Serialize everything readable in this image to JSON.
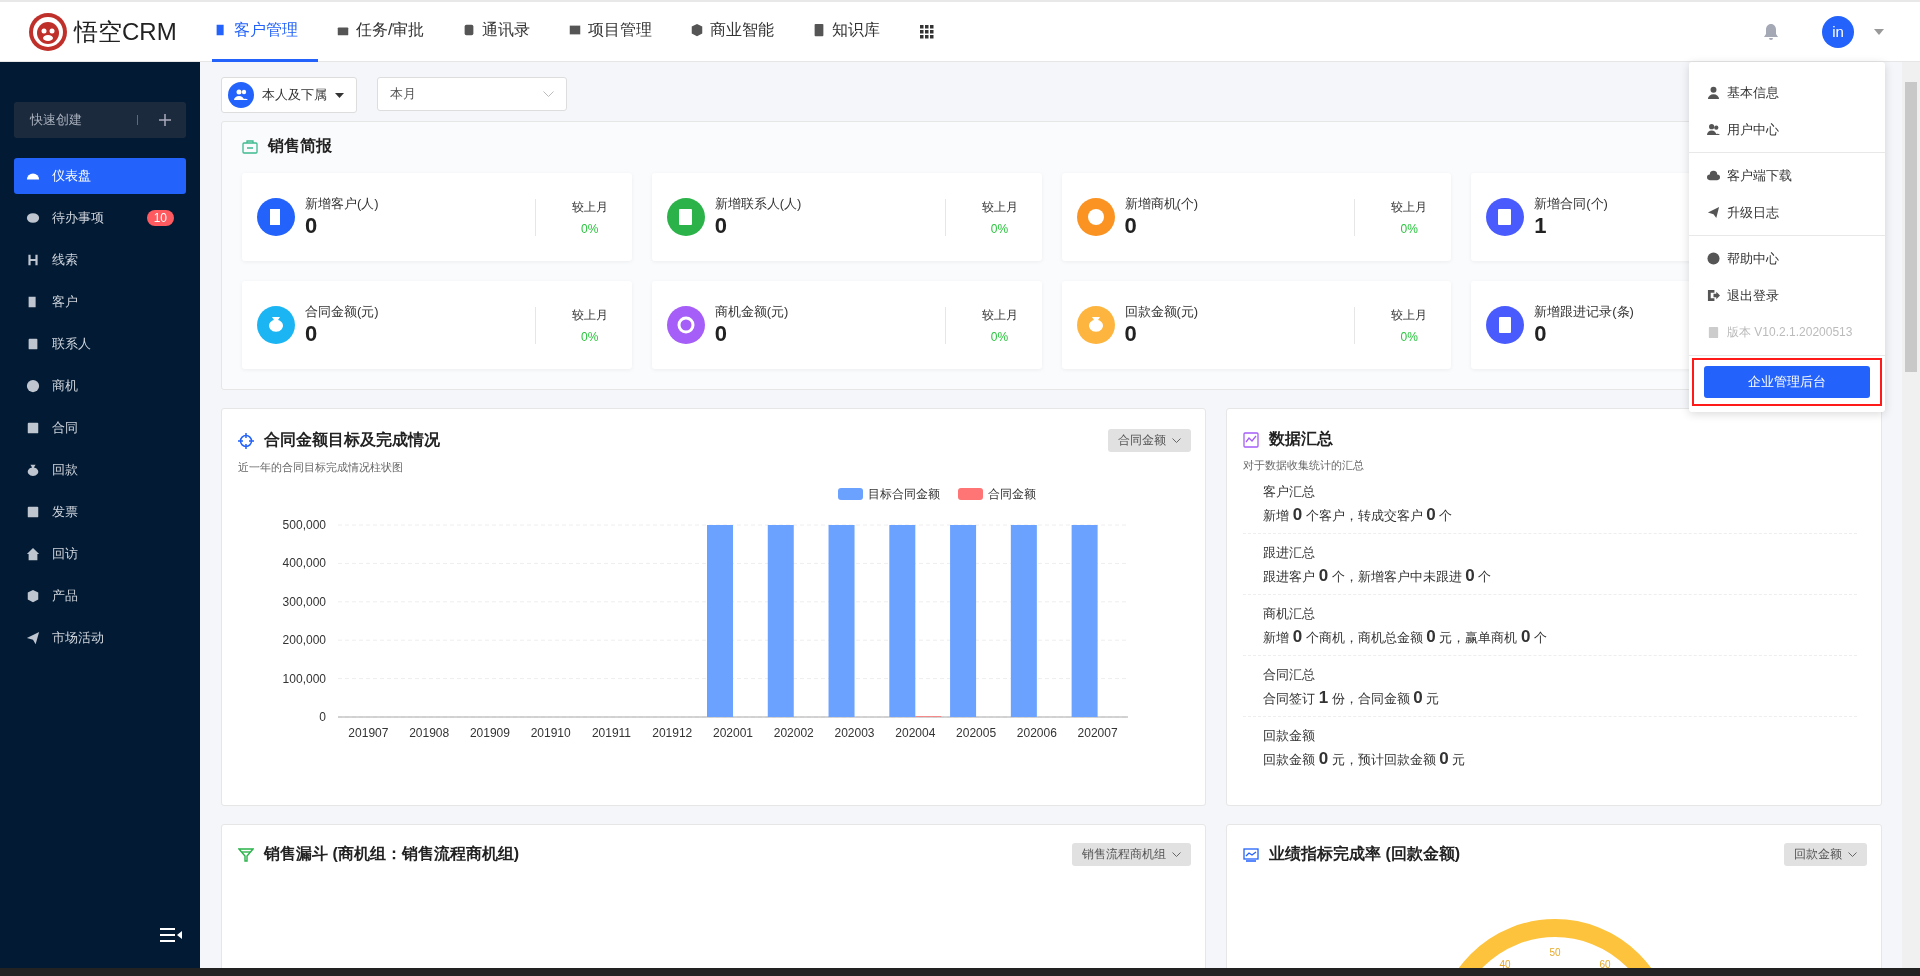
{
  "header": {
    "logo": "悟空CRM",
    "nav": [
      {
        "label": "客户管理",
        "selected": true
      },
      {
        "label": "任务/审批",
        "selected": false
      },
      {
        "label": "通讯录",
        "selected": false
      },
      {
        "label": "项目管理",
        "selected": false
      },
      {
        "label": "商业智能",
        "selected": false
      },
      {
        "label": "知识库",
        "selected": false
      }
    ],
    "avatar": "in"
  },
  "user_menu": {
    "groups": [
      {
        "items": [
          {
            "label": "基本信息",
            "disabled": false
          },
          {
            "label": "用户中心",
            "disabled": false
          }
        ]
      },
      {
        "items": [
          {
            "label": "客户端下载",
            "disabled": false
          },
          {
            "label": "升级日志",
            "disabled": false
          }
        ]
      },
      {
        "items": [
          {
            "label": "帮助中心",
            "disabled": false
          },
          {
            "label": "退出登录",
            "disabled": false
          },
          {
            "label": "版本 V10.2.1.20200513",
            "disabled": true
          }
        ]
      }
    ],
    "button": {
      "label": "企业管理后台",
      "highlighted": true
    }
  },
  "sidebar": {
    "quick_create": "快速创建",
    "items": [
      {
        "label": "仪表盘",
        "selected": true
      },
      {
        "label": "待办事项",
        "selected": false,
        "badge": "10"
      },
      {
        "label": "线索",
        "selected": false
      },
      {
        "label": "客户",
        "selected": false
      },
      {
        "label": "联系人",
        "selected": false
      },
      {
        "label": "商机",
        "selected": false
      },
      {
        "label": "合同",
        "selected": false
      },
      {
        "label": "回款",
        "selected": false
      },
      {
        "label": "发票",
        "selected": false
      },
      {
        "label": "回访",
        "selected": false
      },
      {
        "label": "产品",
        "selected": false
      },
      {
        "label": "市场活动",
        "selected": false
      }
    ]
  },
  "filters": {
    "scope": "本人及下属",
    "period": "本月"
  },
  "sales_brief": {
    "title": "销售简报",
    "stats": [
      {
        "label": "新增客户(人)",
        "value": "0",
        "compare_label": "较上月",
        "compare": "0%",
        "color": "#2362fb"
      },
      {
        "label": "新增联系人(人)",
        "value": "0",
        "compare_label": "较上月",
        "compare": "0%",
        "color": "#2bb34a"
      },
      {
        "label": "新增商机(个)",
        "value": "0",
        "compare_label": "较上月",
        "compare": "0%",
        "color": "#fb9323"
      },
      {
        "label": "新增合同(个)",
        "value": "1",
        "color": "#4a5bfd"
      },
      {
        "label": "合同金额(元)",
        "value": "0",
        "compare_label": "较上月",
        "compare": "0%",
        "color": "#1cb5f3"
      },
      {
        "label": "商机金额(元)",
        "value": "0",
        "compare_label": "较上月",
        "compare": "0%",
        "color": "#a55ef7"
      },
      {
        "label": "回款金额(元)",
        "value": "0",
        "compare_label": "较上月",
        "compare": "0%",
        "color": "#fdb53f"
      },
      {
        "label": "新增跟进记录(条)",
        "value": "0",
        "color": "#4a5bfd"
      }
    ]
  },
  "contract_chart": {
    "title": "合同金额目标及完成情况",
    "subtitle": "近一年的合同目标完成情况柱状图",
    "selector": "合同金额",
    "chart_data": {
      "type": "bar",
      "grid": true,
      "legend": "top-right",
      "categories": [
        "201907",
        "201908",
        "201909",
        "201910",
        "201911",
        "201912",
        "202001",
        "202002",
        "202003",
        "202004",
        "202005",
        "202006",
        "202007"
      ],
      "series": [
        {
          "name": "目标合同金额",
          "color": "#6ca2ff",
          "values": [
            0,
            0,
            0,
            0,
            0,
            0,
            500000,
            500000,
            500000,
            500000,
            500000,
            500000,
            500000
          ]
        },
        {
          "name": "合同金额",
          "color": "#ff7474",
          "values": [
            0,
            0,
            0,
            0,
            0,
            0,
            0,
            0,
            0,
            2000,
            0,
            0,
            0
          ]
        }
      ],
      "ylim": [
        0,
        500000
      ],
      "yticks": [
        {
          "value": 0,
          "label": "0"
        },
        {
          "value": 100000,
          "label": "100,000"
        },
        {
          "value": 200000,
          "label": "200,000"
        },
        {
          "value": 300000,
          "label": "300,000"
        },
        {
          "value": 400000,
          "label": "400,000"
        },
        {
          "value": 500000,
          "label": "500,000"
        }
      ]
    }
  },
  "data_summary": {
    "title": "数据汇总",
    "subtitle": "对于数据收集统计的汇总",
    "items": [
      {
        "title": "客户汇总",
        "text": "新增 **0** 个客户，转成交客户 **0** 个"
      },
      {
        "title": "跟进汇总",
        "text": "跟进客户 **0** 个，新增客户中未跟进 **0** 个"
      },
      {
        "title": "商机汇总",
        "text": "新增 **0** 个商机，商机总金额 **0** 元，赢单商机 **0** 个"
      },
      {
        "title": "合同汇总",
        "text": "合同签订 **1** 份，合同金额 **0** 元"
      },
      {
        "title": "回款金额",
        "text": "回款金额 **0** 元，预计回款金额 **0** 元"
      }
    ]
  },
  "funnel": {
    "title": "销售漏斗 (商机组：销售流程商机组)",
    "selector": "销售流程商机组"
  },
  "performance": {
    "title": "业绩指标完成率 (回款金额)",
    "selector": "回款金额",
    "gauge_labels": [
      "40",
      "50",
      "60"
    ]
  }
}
...
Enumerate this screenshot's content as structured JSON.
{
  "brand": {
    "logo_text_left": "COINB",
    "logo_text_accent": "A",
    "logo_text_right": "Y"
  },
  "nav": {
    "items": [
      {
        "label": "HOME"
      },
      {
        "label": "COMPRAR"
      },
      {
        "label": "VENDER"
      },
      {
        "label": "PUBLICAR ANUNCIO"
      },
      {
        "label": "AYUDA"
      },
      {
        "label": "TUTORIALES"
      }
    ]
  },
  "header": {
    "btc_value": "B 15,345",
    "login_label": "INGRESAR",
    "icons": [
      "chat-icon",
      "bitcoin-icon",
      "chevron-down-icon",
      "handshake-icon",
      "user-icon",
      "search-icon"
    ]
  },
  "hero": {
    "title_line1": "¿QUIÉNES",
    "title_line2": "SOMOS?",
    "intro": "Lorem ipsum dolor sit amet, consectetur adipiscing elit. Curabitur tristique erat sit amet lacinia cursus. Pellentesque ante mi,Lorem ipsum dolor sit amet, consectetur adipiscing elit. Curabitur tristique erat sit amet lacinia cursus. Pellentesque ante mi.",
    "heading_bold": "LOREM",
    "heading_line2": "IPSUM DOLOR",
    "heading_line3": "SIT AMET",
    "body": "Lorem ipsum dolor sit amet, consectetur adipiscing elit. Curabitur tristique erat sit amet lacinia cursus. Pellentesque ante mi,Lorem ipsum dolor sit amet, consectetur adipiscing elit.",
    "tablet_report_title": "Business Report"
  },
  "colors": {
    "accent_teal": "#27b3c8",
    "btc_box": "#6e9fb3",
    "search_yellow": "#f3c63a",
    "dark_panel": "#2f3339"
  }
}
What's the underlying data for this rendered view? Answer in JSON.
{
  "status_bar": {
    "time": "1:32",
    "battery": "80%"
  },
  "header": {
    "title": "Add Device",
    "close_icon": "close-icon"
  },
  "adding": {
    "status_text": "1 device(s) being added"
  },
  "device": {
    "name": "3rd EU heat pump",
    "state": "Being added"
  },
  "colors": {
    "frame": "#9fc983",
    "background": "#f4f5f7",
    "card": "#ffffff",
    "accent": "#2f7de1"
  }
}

### The problem
Give the number of lines in the material above that have the word "this" in them, and nothing more.

### Finished exercise
3